What you will do: Locate each line below that includes "text" and reproduce it.

Entries:
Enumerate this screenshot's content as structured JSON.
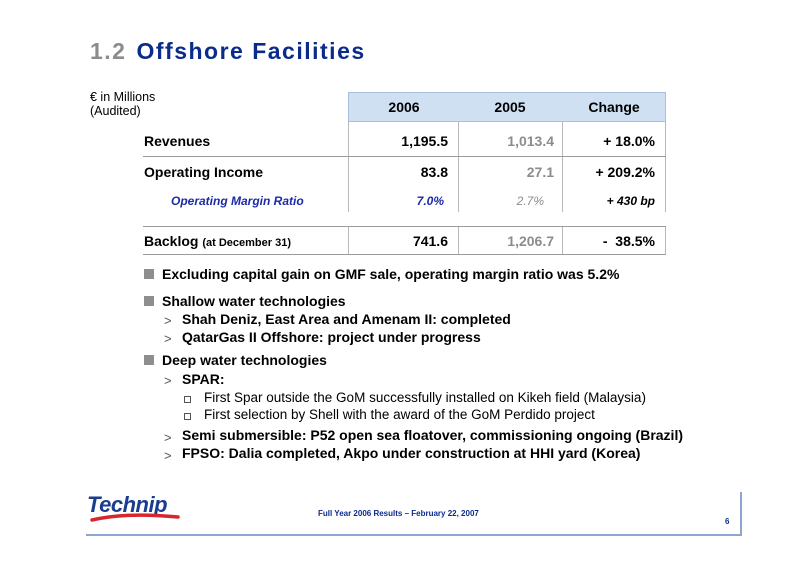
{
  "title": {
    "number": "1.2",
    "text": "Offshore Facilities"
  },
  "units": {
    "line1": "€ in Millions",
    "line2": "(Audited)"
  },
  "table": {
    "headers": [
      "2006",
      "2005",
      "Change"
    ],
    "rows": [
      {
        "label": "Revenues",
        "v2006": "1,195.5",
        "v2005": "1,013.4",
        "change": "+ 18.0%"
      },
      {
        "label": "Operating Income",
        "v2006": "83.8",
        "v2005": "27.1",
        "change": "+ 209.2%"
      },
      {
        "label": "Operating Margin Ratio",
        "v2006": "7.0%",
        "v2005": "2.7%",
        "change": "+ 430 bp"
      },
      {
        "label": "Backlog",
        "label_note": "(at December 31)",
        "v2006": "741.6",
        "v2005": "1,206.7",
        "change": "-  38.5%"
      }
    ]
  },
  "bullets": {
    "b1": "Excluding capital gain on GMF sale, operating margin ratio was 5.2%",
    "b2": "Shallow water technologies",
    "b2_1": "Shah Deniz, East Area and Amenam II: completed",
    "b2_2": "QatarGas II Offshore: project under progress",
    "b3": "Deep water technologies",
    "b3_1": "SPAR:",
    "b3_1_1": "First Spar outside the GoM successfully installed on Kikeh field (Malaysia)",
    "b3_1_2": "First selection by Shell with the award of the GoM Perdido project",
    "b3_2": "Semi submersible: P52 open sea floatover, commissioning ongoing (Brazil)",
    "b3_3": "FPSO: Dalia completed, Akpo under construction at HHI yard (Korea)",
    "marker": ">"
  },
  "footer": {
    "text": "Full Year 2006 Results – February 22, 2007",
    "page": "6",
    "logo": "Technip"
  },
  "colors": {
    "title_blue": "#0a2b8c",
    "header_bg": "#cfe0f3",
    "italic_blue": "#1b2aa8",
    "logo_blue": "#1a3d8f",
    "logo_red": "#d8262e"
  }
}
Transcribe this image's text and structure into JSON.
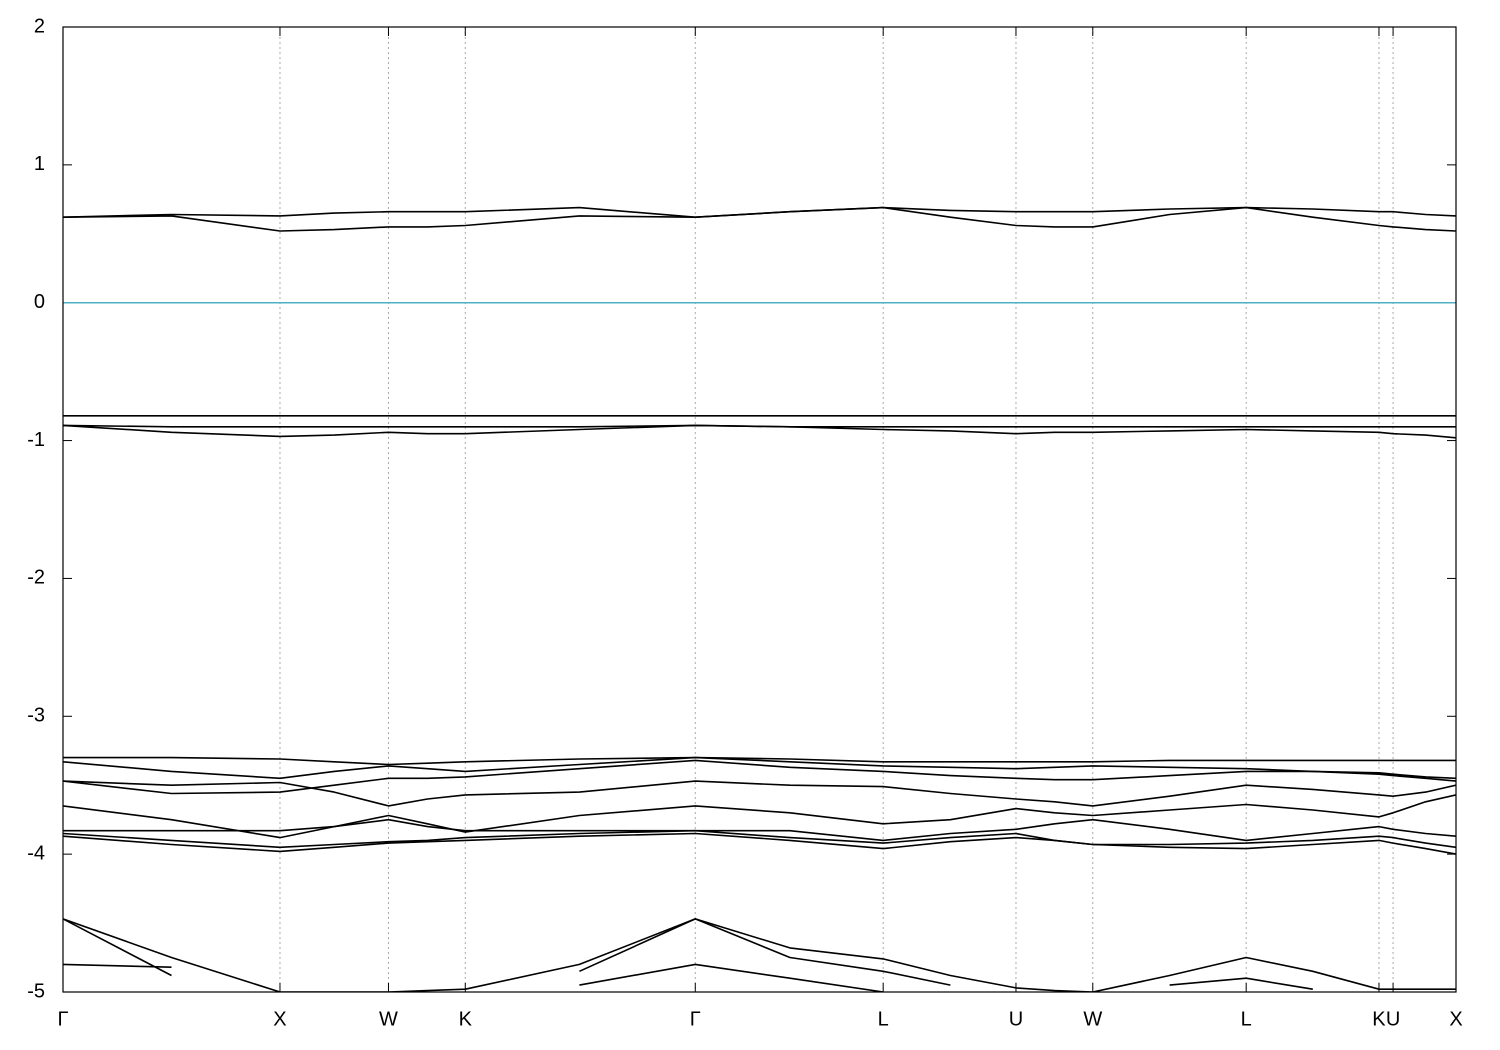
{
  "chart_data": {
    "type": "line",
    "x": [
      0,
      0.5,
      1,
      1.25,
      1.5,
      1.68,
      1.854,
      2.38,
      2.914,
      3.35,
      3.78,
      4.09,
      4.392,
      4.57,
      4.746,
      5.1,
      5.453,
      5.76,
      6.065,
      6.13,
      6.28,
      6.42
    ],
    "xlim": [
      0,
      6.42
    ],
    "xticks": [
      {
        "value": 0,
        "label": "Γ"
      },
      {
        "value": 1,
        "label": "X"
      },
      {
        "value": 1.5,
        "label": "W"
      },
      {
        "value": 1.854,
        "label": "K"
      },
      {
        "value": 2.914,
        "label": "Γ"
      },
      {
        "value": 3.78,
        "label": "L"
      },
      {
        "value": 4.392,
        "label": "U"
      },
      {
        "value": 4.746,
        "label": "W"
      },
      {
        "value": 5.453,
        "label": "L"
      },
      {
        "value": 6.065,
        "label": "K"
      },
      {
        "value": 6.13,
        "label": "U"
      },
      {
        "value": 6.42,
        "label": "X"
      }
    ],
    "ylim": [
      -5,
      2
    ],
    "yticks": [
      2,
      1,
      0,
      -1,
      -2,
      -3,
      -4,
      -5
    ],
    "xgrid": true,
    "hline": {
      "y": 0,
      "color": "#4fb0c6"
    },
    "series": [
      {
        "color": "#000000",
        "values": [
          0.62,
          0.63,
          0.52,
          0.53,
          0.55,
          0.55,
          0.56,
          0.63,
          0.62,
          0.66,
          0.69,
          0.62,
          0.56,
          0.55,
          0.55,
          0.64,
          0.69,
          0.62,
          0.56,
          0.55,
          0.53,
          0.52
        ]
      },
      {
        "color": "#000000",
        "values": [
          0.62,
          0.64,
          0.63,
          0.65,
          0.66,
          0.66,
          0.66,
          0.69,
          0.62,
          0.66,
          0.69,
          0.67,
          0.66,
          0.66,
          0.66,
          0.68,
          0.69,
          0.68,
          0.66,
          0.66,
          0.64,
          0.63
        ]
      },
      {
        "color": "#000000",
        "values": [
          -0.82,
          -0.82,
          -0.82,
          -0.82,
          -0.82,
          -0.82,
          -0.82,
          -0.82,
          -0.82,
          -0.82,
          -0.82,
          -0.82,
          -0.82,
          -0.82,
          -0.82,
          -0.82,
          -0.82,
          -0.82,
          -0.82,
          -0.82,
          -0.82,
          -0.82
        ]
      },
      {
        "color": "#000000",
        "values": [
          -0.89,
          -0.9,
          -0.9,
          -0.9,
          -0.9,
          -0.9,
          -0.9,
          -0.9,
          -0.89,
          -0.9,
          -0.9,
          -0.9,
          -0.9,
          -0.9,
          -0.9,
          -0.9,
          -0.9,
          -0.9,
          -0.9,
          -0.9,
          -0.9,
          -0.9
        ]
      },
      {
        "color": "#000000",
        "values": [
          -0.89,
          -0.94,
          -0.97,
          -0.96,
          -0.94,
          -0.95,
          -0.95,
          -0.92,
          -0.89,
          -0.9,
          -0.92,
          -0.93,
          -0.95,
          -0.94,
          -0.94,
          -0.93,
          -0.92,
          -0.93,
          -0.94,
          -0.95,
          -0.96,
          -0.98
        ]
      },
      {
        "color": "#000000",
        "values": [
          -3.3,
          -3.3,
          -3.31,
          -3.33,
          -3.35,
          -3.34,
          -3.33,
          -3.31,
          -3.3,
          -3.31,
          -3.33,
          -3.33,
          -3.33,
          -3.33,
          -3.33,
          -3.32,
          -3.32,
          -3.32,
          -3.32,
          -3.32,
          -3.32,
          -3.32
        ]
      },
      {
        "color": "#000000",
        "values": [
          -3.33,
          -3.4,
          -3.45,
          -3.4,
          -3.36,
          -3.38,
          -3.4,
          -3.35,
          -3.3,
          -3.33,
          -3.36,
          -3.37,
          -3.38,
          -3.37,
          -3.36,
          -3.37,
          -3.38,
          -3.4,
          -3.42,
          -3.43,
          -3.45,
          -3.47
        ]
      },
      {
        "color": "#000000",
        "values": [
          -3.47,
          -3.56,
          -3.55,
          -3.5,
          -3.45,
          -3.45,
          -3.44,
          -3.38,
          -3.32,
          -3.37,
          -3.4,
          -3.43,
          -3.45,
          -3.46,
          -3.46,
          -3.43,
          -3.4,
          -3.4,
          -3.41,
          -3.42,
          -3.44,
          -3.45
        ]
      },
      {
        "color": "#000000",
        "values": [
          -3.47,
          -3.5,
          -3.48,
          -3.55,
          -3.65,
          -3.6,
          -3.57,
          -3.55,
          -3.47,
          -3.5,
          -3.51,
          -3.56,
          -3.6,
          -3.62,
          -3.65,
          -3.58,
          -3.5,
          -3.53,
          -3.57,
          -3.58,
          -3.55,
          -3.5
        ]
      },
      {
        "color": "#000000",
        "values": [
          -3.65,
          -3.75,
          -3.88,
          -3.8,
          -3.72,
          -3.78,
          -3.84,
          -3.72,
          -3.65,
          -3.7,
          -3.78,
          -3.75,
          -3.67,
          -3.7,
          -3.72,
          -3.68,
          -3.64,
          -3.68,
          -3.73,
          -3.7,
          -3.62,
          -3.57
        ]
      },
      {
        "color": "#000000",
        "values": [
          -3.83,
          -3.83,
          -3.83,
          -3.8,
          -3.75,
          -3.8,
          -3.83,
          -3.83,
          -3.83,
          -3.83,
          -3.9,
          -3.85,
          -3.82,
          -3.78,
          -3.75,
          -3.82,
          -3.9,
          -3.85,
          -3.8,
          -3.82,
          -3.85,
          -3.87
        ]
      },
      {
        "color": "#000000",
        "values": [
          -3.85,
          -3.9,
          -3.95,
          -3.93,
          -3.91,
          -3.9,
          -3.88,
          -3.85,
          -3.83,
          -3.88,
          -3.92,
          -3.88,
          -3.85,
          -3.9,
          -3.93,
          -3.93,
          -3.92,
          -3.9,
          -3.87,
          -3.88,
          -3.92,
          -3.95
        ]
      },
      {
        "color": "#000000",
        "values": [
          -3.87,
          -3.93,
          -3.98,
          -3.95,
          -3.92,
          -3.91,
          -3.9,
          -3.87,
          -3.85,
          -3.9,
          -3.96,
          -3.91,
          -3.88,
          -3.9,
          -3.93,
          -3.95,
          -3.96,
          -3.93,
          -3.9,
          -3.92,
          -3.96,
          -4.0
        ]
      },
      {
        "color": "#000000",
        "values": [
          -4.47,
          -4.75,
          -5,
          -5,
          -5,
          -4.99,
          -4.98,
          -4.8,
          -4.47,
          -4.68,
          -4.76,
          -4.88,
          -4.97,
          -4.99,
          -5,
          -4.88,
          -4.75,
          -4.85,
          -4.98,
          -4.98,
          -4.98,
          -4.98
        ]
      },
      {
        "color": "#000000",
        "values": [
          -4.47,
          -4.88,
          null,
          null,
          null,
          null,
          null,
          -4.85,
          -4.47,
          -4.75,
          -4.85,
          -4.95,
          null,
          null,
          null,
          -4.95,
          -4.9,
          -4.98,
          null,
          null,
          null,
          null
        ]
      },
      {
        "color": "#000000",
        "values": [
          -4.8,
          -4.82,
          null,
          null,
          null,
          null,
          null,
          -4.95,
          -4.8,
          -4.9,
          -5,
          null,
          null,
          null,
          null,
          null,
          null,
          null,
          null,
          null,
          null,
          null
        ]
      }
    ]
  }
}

Solution to the exercise:
    "text": "Offshore Facilities"
    "text": "Full Year 2006 Results – February 22, 2007",
Transcribe this image's text and structure into JSON.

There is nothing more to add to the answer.